Compare that with any number of “if the UUA accepts God, I’m leaving” posts at the “Reclaiming a Vocabulary of Reverence Within Unitarian Universalism” discussion forum.
In each case, the individual needs and assumptions of the remontrant are treated as objective realities in need of a well-orchestrated defense, even though the Episcopalians, Unitarians, and Universalists each have histories and experiences broad enough to muster people who would have diametrically opposite experiences. I can repect the feelings of the Fort Worth delegate, and even those UU Humanists, but not enough to adopt the status quo.
Like it or not, in this kind of denomination-tearing fight, there usually are winners and losers, and, no, I don’t like it. Some action must be taken, even if it is only the action of recognition.

* **Request 1**: Count the lines in the rows below that contain the string "curve", and give only that number.

* **Records of labeled boxes**:

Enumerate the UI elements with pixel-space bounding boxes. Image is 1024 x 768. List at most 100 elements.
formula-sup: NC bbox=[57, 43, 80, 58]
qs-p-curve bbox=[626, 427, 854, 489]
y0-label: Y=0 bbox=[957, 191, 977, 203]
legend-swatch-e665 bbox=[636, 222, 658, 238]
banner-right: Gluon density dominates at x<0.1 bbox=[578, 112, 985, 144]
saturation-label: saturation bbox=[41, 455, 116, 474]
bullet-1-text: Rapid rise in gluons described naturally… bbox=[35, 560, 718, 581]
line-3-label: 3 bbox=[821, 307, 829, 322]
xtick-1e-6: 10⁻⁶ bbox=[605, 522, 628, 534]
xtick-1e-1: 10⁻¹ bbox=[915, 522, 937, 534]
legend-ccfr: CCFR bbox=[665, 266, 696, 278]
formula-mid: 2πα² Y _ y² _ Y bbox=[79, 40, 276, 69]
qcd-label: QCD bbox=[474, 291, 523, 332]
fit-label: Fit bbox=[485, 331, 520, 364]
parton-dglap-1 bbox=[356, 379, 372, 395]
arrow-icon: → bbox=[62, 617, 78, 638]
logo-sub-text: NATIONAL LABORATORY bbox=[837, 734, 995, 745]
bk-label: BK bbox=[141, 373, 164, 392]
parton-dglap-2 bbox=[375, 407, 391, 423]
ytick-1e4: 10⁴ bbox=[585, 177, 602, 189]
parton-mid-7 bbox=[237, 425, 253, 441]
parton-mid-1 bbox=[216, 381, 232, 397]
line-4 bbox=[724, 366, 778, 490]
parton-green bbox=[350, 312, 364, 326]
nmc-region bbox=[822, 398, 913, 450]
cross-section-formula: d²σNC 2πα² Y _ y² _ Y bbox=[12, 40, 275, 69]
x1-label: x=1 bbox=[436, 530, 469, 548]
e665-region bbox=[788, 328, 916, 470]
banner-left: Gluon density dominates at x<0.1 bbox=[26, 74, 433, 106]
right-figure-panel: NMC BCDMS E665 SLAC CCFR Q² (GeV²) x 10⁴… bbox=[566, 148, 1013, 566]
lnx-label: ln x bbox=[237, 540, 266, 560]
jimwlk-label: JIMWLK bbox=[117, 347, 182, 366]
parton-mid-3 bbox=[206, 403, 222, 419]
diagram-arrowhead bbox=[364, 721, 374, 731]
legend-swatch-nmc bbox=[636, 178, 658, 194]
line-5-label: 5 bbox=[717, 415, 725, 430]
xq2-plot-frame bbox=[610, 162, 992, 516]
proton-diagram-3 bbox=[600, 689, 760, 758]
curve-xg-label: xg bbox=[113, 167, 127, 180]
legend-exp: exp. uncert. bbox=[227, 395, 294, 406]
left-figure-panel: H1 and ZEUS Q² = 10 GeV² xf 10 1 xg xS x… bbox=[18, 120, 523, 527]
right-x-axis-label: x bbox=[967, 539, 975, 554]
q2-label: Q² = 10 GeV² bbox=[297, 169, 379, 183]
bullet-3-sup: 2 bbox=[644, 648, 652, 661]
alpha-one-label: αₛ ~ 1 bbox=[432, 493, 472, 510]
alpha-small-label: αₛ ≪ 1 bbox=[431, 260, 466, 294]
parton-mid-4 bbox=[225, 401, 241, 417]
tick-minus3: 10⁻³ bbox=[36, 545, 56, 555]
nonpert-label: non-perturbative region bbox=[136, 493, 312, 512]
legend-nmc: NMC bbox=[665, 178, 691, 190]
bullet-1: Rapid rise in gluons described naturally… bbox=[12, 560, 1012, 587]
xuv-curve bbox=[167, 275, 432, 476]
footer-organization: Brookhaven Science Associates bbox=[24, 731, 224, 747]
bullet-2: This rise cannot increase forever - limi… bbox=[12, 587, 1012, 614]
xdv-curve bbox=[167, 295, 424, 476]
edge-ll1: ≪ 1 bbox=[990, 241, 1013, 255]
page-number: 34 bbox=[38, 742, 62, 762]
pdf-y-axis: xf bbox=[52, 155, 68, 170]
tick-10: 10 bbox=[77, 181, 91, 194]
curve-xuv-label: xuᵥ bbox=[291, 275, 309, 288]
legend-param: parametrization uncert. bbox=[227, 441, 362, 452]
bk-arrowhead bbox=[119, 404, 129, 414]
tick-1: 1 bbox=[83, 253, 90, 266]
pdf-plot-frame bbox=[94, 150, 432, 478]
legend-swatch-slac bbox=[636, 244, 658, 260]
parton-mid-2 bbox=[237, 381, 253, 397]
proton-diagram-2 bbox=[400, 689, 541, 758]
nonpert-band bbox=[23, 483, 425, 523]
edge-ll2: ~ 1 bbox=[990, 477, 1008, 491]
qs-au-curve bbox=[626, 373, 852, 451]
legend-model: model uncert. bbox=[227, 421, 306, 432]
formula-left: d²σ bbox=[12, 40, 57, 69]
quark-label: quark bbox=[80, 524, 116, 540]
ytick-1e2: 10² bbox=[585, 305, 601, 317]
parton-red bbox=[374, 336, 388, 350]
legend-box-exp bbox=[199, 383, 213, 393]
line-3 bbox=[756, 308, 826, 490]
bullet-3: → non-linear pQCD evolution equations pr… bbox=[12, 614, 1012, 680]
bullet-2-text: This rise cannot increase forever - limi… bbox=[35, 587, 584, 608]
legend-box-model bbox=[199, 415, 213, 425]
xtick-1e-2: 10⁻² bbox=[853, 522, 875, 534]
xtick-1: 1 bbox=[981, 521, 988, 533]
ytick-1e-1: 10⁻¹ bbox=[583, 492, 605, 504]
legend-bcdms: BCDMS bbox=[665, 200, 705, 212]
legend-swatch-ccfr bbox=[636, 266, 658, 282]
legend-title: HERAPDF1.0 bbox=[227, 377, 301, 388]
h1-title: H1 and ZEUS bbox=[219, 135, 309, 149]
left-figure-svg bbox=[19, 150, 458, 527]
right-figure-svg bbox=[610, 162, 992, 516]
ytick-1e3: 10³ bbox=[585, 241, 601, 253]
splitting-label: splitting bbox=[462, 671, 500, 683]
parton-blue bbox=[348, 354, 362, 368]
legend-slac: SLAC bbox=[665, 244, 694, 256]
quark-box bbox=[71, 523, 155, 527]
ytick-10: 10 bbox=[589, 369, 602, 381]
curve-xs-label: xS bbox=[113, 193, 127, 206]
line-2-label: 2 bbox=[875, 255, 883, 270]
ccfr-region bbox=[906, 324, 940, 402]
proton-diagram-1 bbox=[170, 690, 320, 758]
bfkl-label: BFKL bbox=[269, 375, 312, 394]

* **Request 2**: In the passage on denominational disputes, at which discussion forum do the "if the UUA accepts God, I'm leaving" posts appear?

* **Expected output 1**: 7

* **Expected output 2**: The "Reclaiming a Vocabulary of Reverence Within Unitarian Universalism" discussion forum.